■ Task: Below are records; work out how many of their lines hold the string "marcescens" and give that number alone.

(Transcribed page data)
----------

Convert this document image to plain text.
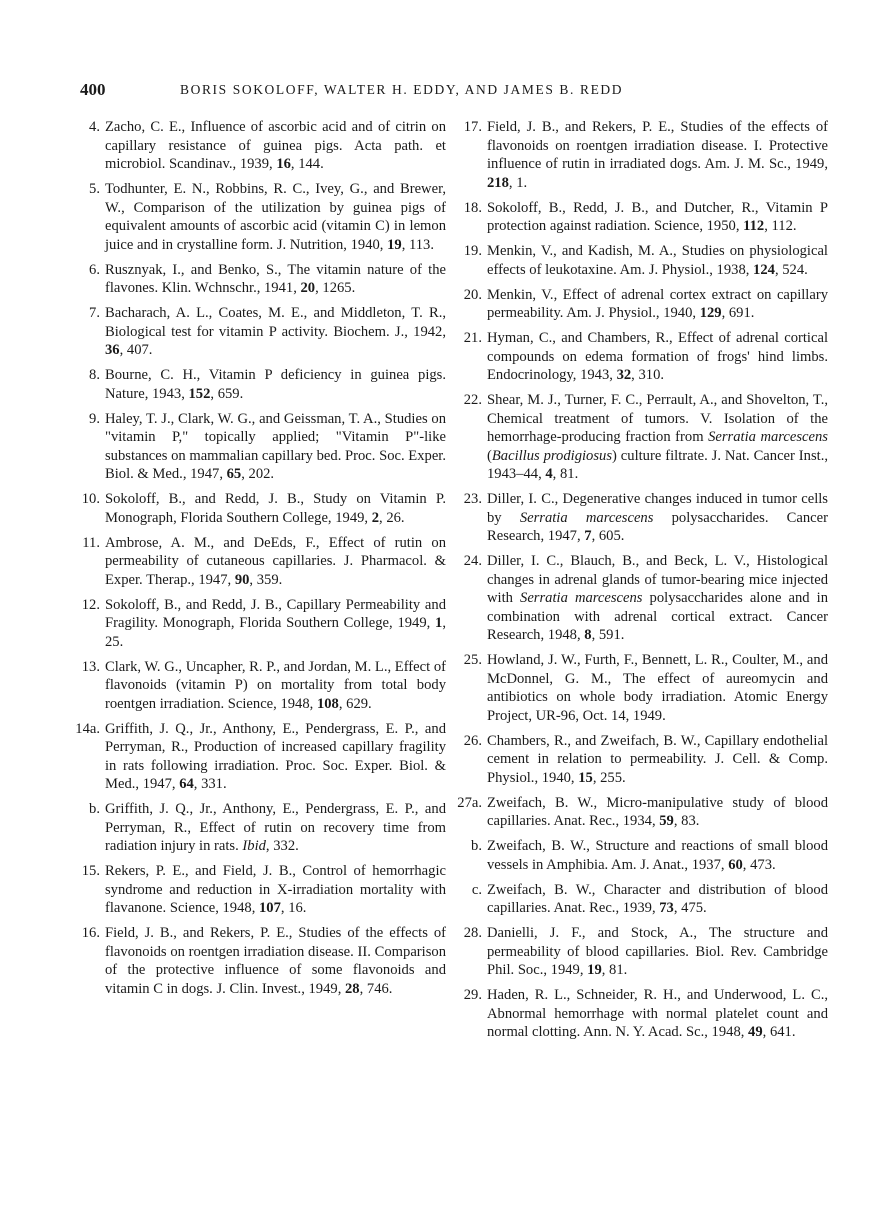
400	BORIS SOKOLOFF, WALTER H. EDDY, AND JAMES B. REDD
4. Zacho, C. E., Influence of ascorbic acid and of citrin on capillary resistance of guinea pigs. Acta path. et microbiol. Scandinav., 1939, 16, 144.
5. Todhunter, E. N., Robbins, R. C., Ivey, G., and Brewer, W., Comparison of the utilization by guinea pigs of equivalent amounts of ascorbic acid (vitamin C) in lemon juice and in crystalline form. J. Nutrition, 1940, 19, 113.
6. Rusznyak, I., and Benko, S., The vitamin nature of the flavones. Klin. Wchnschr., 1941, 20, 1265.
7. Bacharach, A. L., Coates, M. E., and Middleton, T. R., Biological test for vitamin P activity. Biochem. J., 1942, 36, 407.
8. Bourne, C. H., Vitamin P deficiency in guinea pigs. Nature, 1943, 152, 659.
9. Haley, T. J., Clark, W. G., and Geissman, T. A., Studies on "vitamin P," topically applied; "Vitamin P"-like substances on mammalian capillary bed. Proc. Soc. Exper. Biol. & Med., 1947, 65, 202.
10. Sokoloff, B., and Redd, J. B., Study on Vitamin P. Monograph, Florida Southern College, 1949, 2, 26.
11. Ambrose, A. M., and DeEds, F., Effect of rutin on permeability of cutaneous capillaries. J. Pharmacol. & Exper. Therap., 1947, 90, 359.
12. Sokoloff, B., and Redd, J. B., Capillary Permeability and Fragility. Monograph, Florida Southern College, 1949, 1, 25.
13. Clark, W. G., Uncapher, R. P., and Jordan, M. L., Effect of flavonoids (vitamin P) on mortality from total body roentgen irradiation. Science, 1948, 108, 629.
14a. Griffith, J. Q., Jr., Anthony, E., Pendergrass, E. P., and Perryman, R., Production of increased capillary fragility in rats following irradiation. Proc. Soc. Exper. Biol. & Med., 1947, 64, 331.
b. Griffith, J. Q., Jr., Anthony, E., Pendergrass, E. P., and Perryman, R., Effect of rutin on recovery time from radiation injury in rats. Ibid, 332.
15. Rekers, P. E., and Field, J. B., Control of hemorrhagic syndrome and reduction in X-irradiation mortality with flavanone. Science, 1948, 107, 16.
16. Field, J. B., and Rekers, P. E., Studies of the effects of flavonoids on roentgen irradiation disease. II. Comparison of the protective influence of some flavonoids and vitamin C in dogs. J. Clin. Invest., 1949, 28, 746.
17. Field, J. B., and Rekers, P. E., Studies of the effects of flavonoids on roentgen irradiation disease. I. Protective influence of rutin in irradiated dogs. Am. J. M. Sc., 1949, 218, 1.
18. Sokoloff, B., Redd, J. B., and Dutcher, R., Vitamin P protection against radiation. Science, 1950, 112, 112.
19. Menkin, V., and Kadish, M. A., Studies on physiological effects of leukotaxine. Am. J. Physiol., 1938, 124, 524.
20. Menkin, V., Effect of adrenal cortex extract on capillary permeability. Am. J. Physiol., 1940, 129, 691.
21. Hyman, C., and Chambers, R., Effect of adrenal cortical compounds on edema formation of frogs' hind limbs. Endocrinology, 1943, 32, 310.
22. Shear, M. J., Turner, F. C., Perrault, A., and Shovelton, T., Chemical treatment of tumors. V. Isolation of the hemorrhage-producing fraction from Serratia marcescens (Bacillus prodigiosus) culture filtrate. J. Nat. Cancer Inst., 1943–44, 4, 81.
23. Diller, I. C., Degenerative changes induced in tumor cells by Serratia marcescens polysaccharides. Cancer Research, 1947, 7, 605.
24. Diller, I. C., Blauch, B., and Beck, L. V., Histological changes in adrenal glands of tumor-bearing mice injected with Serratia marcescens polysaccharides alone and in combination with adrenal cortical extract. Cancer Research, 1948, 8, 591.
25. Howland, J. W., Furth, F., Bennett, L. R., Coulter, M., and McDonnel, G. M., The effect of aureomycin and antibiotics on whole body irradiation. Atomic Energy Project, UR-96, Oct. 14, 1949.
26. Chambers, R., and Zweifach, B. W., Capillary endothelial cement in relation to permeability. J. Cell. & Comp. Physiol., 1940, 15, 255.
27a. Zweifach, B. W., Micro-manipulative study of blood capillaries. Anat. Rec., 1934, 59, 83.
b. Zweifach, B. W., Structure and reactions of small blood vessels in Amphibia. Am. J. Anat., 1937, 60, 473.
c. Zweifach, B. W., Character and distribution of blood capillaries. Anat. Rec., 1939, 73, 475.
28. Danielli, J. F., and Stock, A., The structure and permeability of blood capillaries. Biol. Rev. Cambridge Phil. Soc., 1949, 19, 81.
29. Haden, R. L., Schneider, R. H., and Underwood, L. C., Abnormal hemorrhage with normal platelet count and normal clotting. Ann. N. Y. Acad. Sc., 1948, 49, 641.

----------

■ Answer section: 3